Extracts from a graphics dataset
******************************

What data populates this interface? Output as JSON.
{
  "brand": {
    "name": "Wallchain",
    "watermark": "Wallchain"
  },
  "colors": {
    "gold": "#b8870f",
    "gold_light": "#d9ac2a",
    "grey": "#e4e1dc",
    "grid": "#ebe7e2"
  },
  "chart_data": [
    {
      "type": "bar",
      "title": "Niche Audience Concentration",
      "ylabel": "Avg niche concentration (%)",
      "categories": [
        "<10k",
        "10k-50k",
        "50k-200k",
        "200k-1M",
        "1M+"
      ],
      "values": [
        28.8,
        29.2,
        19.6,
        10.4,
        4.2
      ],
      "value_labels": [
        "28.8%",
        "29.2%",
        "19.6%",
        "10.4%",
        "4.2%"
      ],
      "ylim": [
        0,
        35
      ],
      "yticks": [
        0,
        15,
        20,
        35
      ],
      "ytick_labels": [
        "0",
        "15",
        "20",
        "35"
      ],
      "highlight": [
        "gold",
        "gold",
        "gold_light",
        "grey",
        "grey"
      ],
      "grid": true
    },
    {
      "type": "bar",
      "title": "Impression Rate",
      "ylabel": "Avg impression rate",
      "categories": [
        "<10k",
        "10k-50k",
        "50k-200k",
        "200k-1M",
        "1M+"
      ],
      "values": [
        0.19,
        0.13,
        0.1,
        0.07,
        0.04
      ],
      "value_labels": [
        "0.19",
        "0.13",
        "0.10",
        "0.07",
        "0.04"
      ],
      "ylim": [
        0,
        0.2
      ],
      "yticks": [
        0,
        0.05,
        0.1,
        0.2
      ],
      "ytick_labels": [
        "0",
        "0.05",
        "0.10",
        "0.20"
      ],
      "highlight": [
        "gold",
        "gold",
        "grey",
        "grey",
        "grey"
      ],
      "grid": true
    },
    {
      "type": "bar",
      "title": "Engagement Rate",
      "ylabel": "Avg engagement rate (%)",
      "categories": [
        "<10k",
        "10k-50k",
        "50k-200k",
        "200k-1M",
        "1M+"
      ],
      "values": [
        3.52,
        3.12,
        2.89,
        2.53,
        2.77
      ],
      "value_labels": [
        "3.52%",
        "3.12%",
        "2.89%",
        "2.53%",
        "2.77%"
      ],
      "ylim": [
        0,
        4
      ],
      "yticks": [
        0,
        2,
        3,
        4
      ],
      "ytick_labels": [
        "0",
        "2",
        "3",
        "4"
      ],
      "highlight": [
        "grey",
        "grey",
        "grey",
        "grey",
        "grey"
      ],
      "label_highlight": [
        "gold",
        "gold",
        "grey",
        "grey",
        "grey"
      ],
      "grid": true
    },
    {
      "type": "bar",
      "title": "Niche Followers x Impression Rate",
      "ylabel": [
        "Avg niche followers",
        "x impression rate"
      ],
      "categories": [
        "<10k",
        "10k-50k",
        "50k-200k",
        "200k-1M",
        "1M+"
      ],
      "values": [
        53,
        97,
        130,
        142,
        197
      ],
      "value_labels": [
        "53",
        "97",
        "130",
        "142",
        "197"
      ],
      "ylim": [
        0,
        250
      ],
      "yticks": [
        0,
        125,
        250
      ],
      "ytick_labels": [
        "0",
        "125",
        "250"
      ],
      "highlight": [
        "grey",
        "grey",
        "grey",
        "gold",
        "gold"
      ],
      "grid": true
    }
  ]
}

******************************

Work required:
Go through the listing and print each line exactly as it appears.

Task response:
What data populates this interface? Output as JSON.
{
  "brand": {
    "name": "Wallchain",
    "watermark": "Wallchain"
  },
  "colors": {
    "gold": "#b8870f",
    "gold_light": "#d9ac2a",
    "grey": "#e4e1dc",
    "grid": "#ebe7e2"
  },
  "chart_data": [
    {
      "type": "bar",
      "title": "Niche Audience Concentration",
      "ylabel": "Avg niche concentration (%)",
      "categories": [
        "<10k",
        "10k-50k",
        "50k-200k",
        "200k-1M",
        "1M+"
      ],
      "values": [
        28.8,
        29.2,
        19.6,
        10.4,
        4.2
      ],
      "value_labels": [
        "28.8%",
        "29.2%",
        "19.6%",
        "10.4%",
        "4.2%"
      ],
      "ylim": [
        0,
        35
      ],
      "yticks": [
        0,
        15,
        20,
        35
      ],
      "ytick_labels": [
        "0",
        "15",
        "20",
        "35"
      ],
      "highlight": [
        "gold",
        "gold",
        "gold_light",
        "grey",
        "grey"
      ],
      "grid": true
    },
    {
      "type": "bar",
      "title": "Impression Rate",
      "ylabel": "Avg impression rate",
      "categories": [
        "<10k",
        "10k-50k",
        "50k-200k",
        "200k-1M",
        "1M+"
      ],
      "values": [
        0.19,
        0.13,
        0.1,
        0.07,
        0.04
      ],
      "value_labels": [
        "0.19",
        "0.13",
        "0.10",
        "0.07",
        "0.04"
      ],
      "ylim": [
        0,
        0.2
      ],
      "yticks": [
        0,
        0.05,
        0.1,
        0.2
      ],
      "ytick_labels": [
        "0",
        "0.05",
        "0.10",
        "0.20"
      ],
      "highlight": [
        "gold",
        "gold",
        "grey",
        "grey",
        "grey"
      ],
      "grid": true
    },
    {
      "type": "bar",
      "title": "Engagement Rate",
      "ylabel": "Avg engagement rate (%)",
      "categories": [
        "<10k",
        "10k-50k",
        "50k-200k",
        "200k-1M",
        "1M+"
      ],
      "values": [
        3.52,
        3.12,
        2.89,
        2.53,
        2.77
      ],
      "value_labels": [
        "3.52%",
        "3.12%",
        "2.89%",
        "2.53%",
        "2.77%"
      ],
      "ylim": [
        0,
        4
      ],
      "yticks": [
        0,
        2,
        3,
        4
      ],
      "ytick_labels": [
        "0",
        "2",
        "3",
        "4"
      ],
      "highlight": [
        "grey",
        "grey",
        "grey",
        "grey",
        "grey"
      ],
      "label_highlight": [
        "gold",
        "gold",
        "grey",
        "grey",
        "grey"
      ],
      "grid": true
    },
    {
      "type": "bar",
      "title": "Niche Followers x Impression Rate",
      "ylabel": [
        "Avg niche followers",
        "x impression rate"
      ],
      "categories": [
        "<10k",
        "10k-50k",
        "50k-200k",
        "200k-1M",
        "1M+"
      ],
      "values": [
        53,
        97,
        130,
        142,
        197
      ],
      "value_labels": [
        "53",
        "97",
        "130",
        "142",
        "197"
      ],
      "ylim": [
        0,
        250
      ],
      "yticks": [
        0,
        125,
        250
      ],
      "ytick_labels": [
        "0",
        "125",
        "250"
      ],
      "highlight": [
        "grey",
        "grey",
        "grey",
        "gold",
        "gold"
      ],
      "grid": true
    }
  ]
}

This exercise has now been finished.